= Data excerpts =

====================

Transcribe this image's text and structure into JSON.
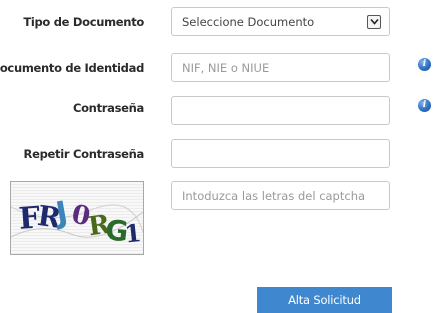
{
  "form": {
    "tipo_documento": {
      "label": "Tipo de Documento",
      "selected": "Seleccione Documento"
    },
    "documento_identidad": {
      "label": "Documento de Identidad",
      "placeholder": "NIF, NIE o NIUE",
      "value": ""
    },
    "contrasena": {
      "label": "Contraseña",
      "value": ""
    },
    "repetir_contrasena": {
      "label": "Repetir Contraseña",
      "value": ""
    },
    "captcha": {
      "placeholder": "Intoduzca las letras del captcha",
      "value": "",
      "image_text": "FRJ0RG1"
    },
    "submit_label": "Alta Solicitud"
  },
  "icons": {
    "info": "info-icon",
    "dropdown": "chevron-down-icon"
  },
  "colors": {
    "accent": "#3f87cf",
    "info": "#2f6fc4"
  }
}
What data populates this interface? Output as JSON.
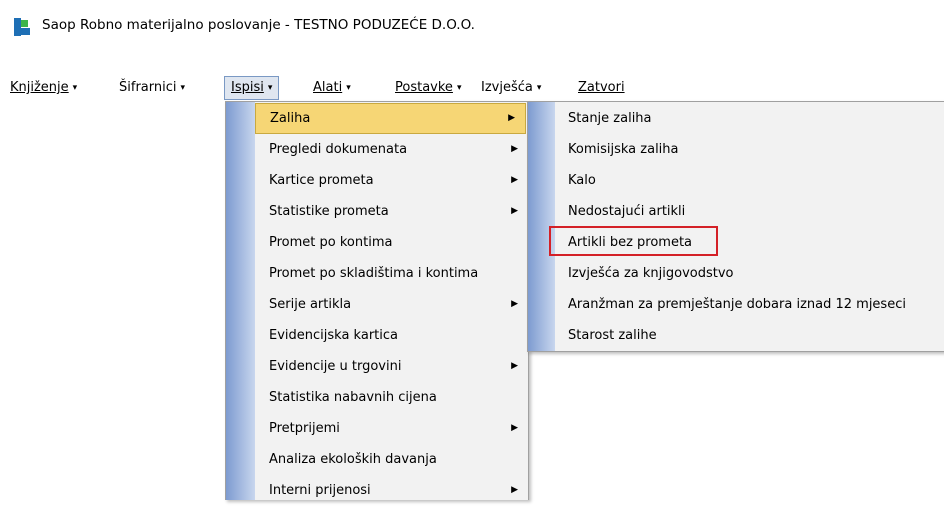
{
  "window": {
    "title": "Saop  Robno materijalno poslovanje - TESTNO PODUZEĆE D.O.O.",
    "logo_icon": "saop-logo-icon",
    "logo_colors": [
      "#1e6fb5",
      "#3cb44a"
    ]
  },
  "menubar": {
    "items": [
      {
        "label": "Knjiženje",
        "arrow": "▾"
      },
      {
        "label": "Šifrarnici",
        "arrow": "▾"
      },
      {
        "label": "Ispisi",
        "arrow": "▾"
      },
      {
        "label": "Alati",
        "arrow": "▾"
      },
      {
        "label": "Postavke",
        "arrow": "▾"
      },
      {
        "label": "Izvješća",
        "arrow": "▾"
      },
      {
        "label": "Zatvori",
        "arrow": ""
      }
    ],
    "open_item": "Ispisi"
  },
  "ispisi_menu": {
    "items": [
      {
        "label": "Zaliha",
        "submenu": true
      },
      {
        "label": "Pregledi dokumenata",
        "submenu": true
      },
      {
        "label": "Kartice prometa",
        "submenu": true
      },
      {
        "label": "Statistike prometa",
        "submenu": true
      },
      {
        "label": "Promet po kontima",
        "submenu": false
      },
      {
        "label": "Promet po skladištima i kontima",
        "submenu": false
      },
      {
        "label": "Serije artikla",
        "submenu": true
      },
      {
        "label": "Evidencijska kartica",
        "submenu": false
      },
      {
        "label": "Evidencije u trgovini",
        "submenu": true
      },
      {
        "label": "Statistika nabavnih cijena",
        "submenu": false
      },
      {
        "label": "Pretprijemi",
        "submenu": true
      },
      {
        "label": "Analiza ekoloških davanja",
        "submenu": false
      },
      {
        "label": "Interni prijenosi",
        "submenu": true
      }
    ],
    "highlighted": "Zaliha",
    "submenu_arrow": "▶"
  },
  "zaliha_menu": {
    "items": [
      {
        "label": "Stanje zaliha"
      },
      {
        "label": "Komisijska zaliha"
      },
      {
        "label": "Kalo"
      },
      {
        "label": "Nedostajući artikli"
      },
      {
        "label": "Artikli bez prometa"
      },
      {
        "label": "Izvješća za knjigovodstvo"
      },
      {
        "label": "Aranžman za premještanje dobara iznad 12 mjeseci"
      },
      {
        "label": "Starost zalihe"
      }
    ],
    "outlined_item": "Artikli bez prometa",
    "outline_color": "#d42027"
  },
  "colors": {
    "highlight_fill": "#f6d675",
    "gutter": "#7d9bd0",
    "menu_bg": "#f2f2f2"
  }
}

====================

= Stated task =
Skip the pictures, then retype every line above exactly.

= Answer to this problem =
Transcribe this image's text and structure into JSON.
{
  "form": {
    "tipo_documento": {
      "label": "Tipo de Documento",
      "selected": "Seleccione Documento"
    },
    "documento_identidad": {
      "label": "Documento de Identidad",
      "placeholder": "NIF, NIE o NIUE",
      "value": ""
    },
    "contrasena": {
      "label": "Contraseña",
      "value": ""
    },
    "repetir_contrasena": {
      "label": "Repetir Contraseña",
      "value": ""
    },
    "captcha": {
      "placeholder": "Intoduzca las letras del captcha",
      "value": "",
      "image_text": "FRJ0RG1"
    },
    "submit_label": "Alta Solicitud"
  },
  "icons": {
    "info": "info-icon",
    "dropdown": "chevron-down-icon"
  },
  "colors": {
    "accent": "#3f87cf",
    "info": "#2f6fc4"
  }
}
What data populates this interface? Output as JSON.
{
  "window": {
    "title": "Saop  Robno materijalno poslovanje - TESTNO PODUZEĆE D.O.O.",
    "logo_icon": "saop-logo-icon",
    "logo_colors": [
      "#1e6fb5",
      "#3cb44a"
    ]
  },
  "menubar": {
    "items": [
      {
        "label": "Knjiženje",
        "arrow": "▾"
      },
      {
        "label": "Šifrarnici",
        "arrow": "▾"
      },
      {
        "label": "Ispisi",
        "arrow": "▾"
      },
      {
        "label": "Alati",
        "arrow": "▾"
      },
      {
        "label": "Postavke",
        "arrow": "▾"
      },
      {
        "label": "Izvješća",
        "arrow": "▾"
      },
      {
        "label": "Zatvori",
        "arrow": ""
      }
    ],
    "open_item": "Ispisi"
  },
  "ispisi_menu": {
    "items": [
      {
        "label": "Zaliha",
        "submenu": true
      },
      {
        "label": "Pregledi dokumenata",
        "submenu": true
      },
      {
        "label": "Kartice prometa",
        "submenu": true
      },
      {
        "label": "Statistike prometa",
        "submenu": true
      },
      {
        "label": "Promet po kontima",
        "submenu": false
      },
      {
        "label": "Promet po skladištima i kontima",
        "submenu": false
      },
      {
        "label": "Serije artikla",
        "submenu": true
      },
      {
        "label": "Evidencijska kartica",
        "submenu": false
      },
      {
        "label": "Evidencije u trgovini",
        "submenu": true
      },
      {
        "label": "Statistika nabavnih cijena",
        "submenu": false
      },
      {
        "label": "Pretprijemi",
        "submenu": true
      },
      {
        "label": "Analiza ekoloških davanja",
        "submenu": false
      },
      {
        "label": "Interni prijenosi",
        "submenu": true
      }
    ],
    "highlighted": "Zaliha",
    "submenu_arrow": "▶"
  },
  "zaliha_menu": {
    "items": [
      {
        "label": "Stanje zaliha"
      },
      {
        "label": "Komisijska zaliha"
      },
      {
        "label": "Kalo"
      },
      {
        "label": "Nedostajući artikli"
      },
      {
        "label": "Artikli bez prometa"
      },
      {
        "label": "Izvješća za knjigovodstvo"
      },
      {
        "label": "Aranžman za premještanje dobara iznad 12 mjeseci"
      },
      {
        "label": "Starost zalihe"
      }
    ],
    "outlined_item": "Artikli bez prometa",
    "outline_color": "#d42027"
  },
  "colors": {
    "highlight_fill": "#f6d675",
    "gutter": "#7d9bd0",
    "menu_bg": "#f2f2f2"
  }
}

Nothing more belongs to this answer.